Reproduce verbatim the lines from the very first one through the line that contains "- layer-row[interactable]: ◉ Layer 2: [1143, 720, 1351, 754]", including that line.
================================
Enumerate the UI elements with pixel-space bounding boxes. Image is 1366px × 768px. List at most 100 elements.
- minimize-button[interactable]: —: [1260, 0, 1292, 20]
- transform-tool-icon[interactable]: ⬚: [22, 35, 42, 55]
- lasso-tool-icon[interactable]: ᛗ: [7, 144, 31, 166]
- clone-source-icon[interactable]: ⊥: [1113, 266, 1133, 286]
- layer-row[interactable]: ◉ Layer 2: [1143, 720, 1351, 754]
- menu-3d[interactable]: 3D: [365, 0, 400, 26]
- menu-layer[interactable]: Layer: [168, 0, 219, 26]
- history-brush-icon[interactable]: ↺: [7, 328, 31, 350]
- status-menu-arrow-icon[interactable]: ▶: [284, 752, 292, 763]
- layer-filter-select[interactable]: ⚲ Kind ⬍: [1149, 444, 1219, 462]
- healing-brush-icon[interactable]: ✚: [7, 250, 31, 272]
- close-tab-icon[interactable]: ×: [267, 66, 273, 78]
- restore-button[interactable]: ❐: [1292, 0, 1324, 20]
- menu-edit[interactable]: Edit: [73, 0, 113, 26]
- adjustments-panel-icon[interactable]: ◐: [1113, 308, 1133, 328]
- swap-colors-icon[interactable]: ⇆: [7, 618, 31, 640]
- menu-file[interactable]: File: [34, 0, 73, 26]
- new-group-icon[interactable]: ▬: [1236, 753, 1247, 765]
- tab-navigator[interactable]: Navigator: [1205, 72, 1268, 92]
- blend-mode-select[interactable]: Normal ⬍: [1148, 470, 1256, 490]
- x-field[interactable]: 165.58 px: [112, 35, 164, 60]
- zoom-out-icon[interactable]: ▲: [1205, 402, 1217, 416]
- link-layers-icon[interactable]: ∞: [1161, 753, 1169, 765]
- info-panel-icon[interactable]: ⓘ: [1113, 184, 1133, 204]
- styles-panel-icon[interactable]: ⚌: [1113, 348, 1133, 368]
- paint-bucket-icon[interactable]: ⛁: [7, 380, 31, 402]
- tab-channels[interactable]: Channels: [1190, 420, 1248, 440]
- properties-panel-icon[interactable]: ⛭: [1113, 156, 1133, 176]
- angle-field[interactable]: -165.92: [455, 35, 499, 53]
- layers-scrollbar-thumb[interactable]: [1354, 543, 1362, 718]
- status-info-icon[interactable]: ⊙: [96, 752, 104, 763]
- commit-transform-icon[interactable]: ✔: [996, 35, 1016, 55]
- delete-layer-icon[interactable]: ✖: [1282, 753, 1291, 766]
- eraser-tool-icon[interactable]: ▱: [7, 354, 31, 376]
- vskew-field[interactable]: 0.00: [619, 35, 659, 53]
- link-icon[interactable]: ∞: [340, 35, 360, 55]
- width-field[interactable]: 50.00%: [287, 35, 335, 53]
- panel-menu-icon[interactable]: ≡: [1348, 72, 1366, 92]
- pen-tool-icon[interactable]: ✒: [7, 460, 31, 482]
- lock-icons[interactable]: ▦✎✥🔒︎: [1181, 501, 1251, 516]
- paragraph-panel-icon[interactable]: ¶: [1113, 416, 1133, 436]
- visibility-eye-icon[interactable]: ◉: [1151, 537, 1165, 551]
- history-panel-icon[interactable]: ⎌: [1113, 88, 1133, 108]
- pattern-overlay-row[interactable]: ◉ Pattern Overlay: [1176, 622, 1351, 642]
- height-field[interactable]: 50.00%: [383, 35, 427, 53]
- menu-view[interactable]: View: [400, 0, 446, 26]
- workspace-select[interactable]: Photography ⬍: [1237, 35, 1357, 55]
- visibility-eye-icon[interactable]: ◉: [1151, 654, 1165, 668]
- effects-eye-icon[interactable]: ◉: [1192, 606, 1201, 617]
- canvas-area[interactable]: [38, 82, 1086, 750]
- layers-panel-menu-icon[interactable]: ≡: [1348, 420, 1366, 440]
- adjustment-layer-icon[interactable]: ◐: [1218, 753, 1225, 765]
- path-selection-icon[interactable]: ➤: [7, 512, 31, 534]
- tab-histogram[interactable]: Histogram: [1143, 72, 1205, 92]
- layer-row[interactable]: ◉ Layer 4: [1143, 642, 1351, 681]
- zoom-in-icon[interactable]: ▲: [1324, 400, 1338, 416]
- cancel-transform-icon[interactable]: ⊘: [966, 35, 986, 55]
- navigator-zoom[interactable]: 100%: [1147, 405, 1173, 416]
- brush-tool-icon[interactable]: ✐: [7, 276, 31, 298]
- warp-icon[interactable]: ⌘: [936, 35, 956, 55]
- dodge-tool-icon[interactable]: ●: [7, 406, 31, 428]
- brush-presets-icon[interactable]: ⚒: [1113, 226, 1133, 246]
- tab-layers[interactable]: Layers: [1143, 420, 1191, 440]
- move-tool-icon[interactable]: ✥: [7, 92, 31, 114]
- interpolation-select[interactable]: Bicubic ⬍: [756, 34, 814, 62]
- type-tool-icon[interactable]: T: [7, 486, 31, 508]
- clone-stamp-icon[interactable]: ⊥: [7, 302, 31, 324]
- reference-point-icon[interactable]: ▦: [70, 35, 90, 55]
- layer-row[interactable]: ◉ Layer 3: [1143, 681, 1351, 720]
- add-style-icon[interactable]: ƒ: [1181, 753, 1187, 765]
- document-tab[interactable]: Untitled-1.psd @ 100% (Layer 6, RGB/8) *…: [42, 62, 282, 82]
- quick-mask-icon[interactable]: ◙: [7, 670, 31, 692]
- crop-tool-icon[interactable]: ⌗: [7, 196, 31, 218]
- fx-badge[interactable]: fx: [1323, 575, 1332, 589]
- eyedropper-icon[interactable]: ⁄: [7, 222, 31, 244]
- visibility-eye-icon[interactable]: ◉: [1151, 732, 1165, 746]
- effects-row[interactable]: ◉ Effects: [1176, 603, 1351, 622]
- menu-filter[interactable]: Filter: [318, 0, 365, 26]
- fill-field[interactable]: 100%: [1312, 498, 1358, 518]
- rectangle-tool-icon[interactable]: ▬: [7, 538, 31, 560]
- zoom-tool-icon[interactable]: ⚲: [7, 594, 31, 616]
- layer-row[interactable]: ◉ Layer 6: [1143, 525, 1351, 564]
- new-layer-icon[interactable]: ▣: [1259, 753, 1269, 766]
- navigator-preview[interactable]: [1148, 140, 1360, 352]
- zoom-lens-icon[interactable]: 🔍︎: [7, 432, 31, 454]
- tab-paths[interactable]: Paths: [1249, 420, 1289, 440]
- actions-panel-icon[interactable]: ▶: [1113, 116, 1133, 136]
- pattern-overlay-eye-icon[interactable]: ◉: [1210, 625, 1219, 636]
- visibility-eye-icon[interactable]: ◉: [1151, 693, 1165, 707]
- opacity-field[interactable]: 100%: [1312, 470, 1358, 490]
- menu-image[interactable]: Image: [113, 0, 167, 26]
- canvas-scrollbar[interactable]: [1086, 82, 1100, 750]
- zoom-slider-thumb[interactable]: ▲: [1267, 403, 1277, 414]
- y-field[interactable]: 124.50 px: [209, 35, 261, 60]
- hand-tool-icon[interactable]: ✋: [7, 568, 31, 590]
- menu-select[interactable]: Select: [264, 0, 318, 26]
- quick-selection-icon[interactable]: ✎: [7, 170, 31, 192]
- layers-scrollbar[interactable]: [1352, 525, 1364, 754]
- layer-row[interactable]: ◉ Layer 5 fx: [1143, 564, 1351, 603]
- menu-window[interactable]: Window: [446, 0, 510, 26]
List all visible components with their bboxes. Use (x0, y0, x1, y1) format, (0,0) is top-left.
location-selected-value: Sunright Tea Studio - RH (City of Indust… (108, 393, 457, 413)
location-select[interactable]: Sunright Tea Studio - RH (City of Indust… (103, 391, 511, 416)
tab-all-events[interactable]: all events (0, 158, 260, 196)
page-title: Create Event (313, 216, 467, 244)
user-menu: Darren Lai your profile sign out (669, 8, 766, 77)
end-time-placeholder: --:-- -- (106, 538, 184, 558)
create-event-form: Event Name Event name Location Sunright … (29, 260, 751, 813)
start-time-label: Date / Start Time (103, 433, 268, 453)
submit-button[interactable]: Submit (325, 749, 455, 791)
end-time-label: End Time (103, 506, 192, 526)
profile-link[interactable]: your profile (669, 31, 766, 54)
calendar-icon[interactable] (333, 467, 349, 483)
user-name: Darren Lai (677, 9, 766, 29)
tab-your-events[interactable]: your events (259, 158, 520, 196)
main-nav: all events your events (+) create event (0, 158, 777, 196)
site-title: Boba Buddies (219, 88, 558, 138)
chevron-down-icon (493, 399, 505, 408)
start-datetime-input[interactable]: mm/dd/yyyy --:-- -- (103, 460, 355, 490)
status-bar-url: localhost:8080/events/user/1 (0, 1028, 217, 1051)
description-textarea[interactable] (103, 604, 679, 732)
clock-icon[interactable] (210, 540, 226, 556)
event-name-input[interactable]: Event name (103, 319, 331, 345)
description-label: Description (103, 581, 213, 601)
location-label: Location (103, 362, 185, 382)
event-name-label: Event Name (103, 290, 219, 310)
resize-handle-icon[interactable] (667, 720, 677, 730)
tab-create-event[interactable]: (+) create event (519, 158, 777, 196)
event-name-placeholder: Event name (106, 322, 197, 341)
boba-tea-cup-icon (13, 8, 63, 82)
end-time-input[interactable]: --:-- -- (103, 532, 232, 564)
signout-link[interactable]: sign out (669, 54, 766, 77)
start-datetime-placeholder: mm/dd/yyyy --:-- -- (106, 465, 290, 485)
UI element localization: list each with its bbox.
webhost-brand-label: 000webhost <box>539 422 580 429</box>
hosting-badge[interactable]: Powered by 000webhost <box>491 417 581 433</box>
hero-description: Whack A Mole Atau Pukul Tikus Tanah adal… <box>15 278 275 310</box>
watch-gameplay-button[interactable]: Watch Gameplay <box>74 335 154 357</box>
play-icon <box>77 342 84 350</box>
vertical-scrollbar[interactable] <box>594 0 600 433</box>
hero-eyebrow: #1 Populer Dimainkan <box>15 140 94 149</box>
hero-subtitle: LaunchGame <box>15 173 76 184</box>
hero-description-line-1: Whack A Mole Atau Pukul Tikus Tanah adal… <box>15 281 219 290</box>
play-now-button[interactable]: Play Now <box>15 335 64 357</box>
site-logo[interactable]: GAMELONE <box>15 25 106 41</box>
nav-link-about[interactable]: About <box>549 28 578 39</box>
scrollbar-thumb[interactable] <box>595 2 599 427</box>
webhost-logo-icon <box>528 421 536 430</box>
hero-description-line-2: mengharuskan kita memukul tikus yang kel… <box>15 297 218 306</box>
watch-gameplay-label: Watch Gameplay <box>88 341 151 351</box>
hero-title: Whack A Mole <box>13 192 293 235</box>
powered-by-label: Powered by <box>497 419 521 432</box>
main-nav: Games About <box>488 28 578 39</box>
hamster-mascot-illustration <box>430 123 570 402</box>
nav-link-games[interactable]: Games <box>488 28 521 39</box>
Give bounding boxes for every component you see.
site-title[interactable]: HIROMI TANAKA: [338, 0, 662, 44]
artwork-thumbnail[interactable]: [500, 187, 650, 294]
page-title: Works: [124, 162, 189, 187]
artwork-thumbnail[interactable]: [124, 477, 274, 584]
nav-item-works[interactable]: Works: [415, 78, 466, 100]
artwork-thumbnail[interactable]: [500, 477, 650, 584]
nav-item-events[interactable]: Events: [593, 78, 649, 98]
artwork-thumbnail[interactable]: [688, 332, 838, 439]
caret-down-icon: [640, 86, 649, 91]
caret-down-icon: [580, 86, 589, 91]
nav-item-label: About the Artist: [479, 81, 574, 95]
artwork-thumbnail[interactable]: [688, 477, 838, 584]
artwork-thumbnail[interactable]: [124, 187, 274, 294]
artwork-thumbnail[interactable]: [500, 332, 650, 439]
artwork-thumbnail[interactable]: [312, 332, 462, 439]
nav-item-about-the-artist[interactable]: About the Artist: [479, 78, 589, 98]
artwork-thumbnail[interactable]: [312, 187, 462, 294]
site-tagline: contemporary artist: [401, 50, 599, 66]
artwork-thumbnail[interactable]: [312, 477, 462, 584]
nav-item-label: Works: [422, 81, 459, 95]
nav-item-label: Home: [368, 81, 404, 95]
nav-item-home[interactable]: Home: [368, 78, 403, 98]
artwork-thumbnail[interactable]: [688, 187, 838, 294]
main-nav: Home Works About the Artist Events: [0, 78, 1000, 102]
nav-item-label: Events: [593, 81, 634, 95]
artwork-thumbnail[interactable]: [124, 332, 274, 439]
================================
> Correct answer
Enumerate the UI elements with pixel-space bounding boxes. Image is 1366px × 768px. List at most 100 elements.
- minimize-button[interactable]: —: [1260, 0, 1292, 20]
- transform-tool-icon[interactable]: ⬚: [22, 35, 42, 55]
- lasso-tool-icon[interactable]: ᛗ: [7, 144, 31, 166]
- clone-source-icon[interactable]: ⊥: [1113, 266, 1133, 286]
- layer-row[interactable]: ◉ Layer 2: [1143, 720, 1351, 754]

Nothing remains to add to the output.